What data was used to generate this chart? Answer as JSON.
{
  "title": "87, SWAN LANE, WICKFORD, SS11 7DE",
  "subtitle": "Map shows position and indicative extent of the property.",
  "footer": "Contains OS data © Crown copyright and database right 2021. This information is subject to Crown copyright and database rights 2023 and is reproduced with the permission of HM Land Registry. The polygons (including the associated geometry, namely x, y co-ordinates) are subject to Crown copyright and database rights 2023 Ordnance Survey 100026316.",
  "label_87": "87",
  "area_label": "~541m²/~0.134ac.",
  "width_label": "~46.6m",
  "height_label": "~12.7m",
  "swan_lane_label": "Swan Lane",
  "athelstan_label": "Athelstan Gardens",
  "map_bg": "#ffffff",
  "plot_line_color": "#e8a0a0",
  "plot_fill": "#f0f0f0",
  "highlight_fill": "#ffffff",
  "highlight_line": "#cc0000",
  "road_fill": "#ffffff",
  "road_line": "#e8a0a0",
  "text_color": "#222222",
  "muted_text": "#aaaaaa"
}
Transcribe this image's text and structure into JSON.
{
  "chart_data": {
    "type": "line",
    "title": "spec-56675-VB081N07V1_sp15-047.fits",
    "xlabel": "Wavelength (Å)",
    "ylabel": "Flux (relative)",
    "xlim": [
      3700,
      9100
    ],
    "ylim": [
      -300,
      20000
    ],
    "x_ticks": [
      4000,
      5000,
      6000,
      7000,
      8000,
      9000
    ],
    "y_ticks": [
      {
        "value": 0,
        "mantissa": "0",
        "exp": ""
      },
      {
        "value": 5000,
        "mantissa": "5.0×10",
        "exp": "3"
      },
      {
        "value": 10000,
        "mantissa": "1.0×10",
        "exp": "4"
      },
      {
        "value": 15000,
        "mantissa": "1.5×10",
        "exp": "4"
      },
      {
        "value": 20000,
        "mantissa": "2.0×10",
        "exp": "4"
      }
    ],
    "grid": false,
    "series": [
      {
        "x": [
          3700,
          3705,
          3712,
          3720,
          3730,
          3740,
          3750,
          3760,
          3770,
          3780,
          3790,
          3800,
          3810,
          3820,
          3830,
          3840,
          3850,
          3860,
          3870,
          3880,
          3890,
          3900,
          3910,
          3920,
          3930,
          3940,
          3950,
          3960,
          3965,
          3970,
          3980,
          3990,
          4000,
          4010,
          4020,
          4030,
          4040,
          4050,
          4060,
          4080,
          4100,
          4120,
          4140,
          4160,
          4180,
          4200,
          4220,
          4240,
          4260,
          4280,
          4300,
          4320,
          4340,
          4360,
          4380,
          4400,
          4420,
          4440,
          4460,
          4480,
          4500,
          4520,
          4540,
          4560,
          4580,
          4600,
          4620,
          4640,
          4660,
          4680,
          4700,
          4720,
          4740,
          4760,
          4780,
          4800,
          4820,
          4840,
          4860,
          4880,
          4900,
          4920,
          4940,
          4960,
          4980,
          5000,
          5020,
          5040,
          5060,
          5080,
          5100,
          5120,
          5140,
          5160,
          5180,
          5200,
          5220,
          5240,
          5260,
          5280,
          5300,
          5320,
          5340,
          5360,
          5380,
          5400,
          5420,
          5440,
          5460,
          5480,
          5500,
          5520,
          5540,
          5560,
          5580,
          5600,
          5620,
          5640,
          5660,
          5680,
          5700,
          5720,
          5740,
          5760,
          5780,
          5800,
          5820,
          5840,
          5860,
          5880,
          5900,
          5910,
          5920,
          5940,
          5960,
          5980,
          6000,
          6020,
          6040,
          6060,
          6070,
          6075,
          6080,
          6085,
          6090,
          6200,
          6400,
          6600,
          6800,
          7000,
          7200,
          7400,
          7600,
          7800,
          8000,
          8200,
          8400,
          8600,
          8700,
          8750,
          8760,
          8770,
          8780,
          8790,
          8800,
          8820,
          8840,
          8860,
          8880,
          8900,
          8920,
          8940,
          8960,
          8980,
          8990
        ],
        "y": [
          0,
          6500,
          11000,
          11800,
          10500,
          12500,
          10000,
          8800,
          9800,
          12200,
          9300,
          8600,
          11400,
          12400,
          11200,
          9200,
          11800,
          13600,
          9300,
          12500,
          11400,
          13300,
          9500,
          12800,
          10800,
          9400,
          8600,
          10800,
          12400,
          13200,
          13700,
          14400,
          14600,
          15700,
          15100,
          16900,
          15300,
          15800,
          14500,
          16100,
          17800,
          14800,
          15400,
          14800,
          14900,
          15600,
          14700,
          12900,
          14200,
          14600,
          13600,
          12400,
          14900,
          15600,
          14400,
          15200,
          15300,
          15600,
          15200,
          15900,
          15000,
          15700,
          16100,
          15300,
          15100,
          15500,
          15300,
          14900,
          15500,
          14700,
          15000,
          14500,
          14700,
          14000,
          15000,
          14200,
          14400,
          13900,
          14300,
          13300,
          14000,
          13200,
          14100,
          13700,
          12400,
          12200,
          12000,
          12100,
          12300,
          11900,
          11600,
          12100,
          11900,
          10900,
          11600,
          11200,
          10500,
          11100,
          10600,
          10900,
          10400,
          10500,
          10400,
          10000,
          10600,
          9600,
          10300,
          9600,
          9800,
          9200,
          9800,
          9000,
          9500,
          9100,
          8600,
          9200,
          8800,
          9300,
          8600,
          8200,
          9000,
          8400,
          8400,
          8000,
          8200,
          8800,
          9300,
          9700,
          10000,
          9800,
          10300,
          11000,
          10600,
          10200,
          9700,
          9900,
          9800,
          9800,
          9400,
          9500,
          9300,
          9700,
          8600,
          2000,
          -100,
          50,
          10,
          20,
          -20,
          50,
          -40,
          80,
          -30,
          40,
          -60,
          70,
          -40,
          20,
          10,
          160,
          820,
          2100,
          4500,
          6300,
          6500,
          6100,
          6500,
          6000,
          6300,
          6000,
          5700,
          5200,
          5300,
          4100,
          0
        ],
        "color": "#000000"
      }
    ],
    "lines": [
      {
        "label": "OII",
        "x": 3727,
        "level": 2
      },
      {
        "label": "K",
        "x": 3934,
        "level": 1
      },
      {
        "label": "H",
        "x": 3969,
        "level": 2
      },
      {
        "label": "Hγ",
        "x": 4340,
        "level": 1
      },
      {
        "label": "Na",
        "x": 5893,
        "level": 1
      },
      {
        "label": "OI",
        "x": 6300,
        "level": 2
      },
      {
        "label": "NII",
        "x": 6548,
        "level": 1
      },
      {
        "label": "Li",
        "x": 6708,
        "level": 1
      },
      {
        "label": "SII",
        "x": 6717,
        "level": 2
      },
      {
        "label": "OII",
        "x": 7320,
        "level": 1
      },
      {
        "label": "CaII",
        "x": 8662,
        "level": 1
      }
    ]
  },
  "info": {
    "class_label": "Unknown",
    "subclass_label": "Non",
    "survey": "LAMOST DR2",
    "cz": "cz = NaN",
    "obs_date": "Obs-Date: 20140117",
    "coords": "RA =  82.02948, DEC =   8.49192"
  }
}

○ ○ ○

Copy the data above exactly. Every line must be included.

What data was used to generate this chart? Answer as JSON.
{
  "title": "87, SWAN LANE, WICKFORD, SS11 7DE",
  "subtitle": "Map shows position and indicative extent of the property.",
  "footer": "Contains OS data © Crown copyright and database right 2021. This information is subject to Crown copyright and database rights 2023 and is reproduced with the permission of HM Land Registry. The polygons (including the associated geometry, namely x, y co-ordinates) are subject to Crown copyright and database rights 2023 Ordnance Survey 100026316.",
  "label_87": "87",
  "area_label": "~541m²/~0.134ac.",
  "width_label": "~46.6m",
  "height_label": "~12.7m",
  "swan_lane_label": "Swan Lane",
  "athelstan_label": "Athelstan Gardens",
  "map_bg": "#ffffff",
  "plot_line_color": "#e8a0a0",
  "plot_fill": "#f0f0f0",
  "highlight_fill": "#ffffff",
  "highlight_line": "#cc0000",
  "road_fill": "#ffffff",
  "road_line": "#e8a0a0",
  "text_color": "#222222",
  "muted_text": "#aaaaaa"
}
Transcribe this image's text and structure into JSON.
{
  "chart_data": {
    "type": "line",
    "title": "spec-56675-VB081N07V1_sp15-047.fits",
    "xlabel": "Wavelength (Å)",
    "ylabel": "Flux (relative)",
    "xlim": [
      3700,
      9100
    ],
    "ylim": [
      -300,
      20000
    ],
    "x_ticks": [
      4000,
      5000,
      6000,
      7000,
      8000,
      9000
    ],
    "y_ticks": [
      {
        "value": 0,
        "mantissa": "0",
        "exp": ""
      },
      {
        "value": 5000,
        "mantissa": "5.0×10",
        "exp": "3"
      },
      {
        "value": 10000,
        "mantissa": "1.0×10",
        "exp": "4"
      },
      {
        "value": 15000,
        "mantissa": "1.5×10",
        "exp": "4"
      },
      {
        "value": 20000,
        "mantissa": "2.0×10",
        "exp": "4"
      }
    ],
    "grid": false,
    "series": [
      {
        "x": [
          3700,
          3705,
          3712,
          3720,
          3730,
          3740,
          3750,
          3760,
          3770,
          3780,
          3790,
          3800,
          3810,
          3820,
          3830,
          3840,
          3850,
          3860,
          3870,
          3880,
          3890,
          3900,
          3910,
          3920,
          3930,
          3940,
          3950,
          3960,
          3965,
          3970,
          3980,
          3990,
          4000,
          4010,
          4020,
          4030,
          4040,
          4050,
          4060,
          4080,
          4100,
          4120,
          4140,
          4160,
          4180,
          4200,
          4220,
          4240,
          4260,
          4280,
          4300,
          4320,
          4340,
          4360,
          4380,
          4400,
          4420,
          4440,
          4460,
          4480,
          4500,
          4520,
          4540,
          4560,
          4580,
          4600,
          4620,
          4640,
          4660,
          4680,
          4700,
          4720,
          4740,
          4760,
          4780,
          4800,
          4820,
          4840,
          4860,
          4880,
          4900,
          4920,
          4940,
          4960,
          4980,
          5000,
          5020,
          5040,
          5060,
          5080,
          5100,
          5120,
          5140,
          5160,
          5180,
          5200,
          5220,
          5240,
          5260,
          5280,
          5300,
          5320,
          5340,
          5360,
          5380,
          5400,
          5420,
          5440,
          5460,
          5480,
          5500,
          5520,
          5540,
          5560,
          5580,
          5600,
          5620,
          5640,
          5660,
          5680,
          5700,
          5720,
          5740,
          5760,
          5780,
          5800,
          5820,
          5840,
          5860,
          5880,
          5900,
          5910,
          5920,
          5940,
          5960,
          5980,
          6000,
          6020,
          6040,
          6060,
          6070,
          6075,
          6080,
          6085,
          6090,
          6200,
          6400,
          6600,
          6800,
          7000,
          7200,
          7400,
          7600,
          7800,
          8000,
          8200,
          8400,
          8600,
          8700,
          8750,
          8760,
          8770,
          8780,
          8790,
          8800,
          8820,
          8840,
          8860,
          8880,
          8900,
          8920,
          8940,
          8960,
          8980,
          8990
        ],
        "y": [
          0,
          6500,
          11000,
          11800,
          10500,
          12500,
          10000,
          8800,
          9800,
          12200,
          9300,
          8600,
          11400,
          12400,
          11200,
          9200,
          11800,
          13600,
          9300,
          12500,
          11400,
          13300,
          9500,
          12800,
          10800,
          9400,
          8600,
          10800,
          12400,
          13200,
          13700,
          14400,
          14600,
          15700,
          15100,
          16900,
          15300,
          15800,
          14500,
          16100,
          17800,
          14800,
          15400,
          14800,
          14900,
          15600,
          14700,
          12900,
          14200,
          14600,
          13600,
          12400,
          14900,
          15600,
          14400,
          15200,
          15300,
          15600,
          15200,
          15900,
          15000,
          15700,
          16100,
          15300,
          15100,
          15500,
          15300,
          14900,
          15500,
          14700,
          15000,
          14500,
          14700,
          14000,
          15000,
          14200,
          14400,
          13900,
          14300,
          13300,
          14000,
          13200,
          14100,
          13700,
          12400,
          12200,
          12000,
          12100,
          12300,
          11900,
          11600,
          12100,
          11900,
          10900,
          11600,
          11200,
          10500,
          11100,
          10600,
          10900,
          10400,
          10500,
          10400,
          10000,
          10600,
          9600,
          10300,
          9600,
          9800,
          9200,
          9800,
          9000,
          9500,
          9100,
          8600,
          9200,
          8800,
          9300,
          8600,
          8200,
          9000,
          8400,
          8400,
          8000,
          8200,
          8800,
          9300,
          9700,
          10000,
          9800,
          10300,
          11000,
          10600,
          10200,
          9700,
          9900,
          9800,
          9800,
          9400,
          9500,
          9300,
          9700,
          8600,
          2000,
          -100,
          50,
          10,
          20,
          -20,
          50,
          -40,
          80,
          -30,
          40,
          -60,
          70,
          -40,
          20,
          10,
          160,
          820,
          2100,
          4500,
          6300,
          6500,
          6100,
          6500,
          6000,
          6300,
          6000,
          5700,
          5200,
          5300,
          4100,
          0
        ],
        "color": "#000000"
      }
    ],
    "lines": [
      {
        "label": "OII",
        "x": 3727,
        "level": 2
      },
      {
        "label": "K",
        "x": 3934,
        "level": 1
      },
      {
        "label": "H",
        "x": 3969,
        "level": 2
      },
      {
        "label": "Hγ",
        "x": 4340,
        "level": 1
      },
      {
        "label": "Na",
        "x": 5893,
        "level": 1
      },
      {
        "label": "OI",
        "x": 6300,
        "level": 2
      },
      {
        "label": "NII",
        "x": 6548,
        "level": 1
      },
      {
        "label": "Li",
        "x": 6708,
        "level": 1
      },
      {
        "label": "SII",
        "x": 6717,
        "level": 2
      },
      {
        "label": "OII",
        "x": 7320,
        "level": 1
      },
      {
        "label": "CaII",
        "x": 8662,
        "level": 1
      }
    ]
  },
  "info": {
    "class_label": "Unknown",
    "subclass_label": "Non",
    "survey": "LAMOST DR2",
    "cz": "cz = NaN",
    "obs_date": "Obs-Date: 20140117",
    "coords": "RA =  82.02948, DEC =   8.49192"
  }
}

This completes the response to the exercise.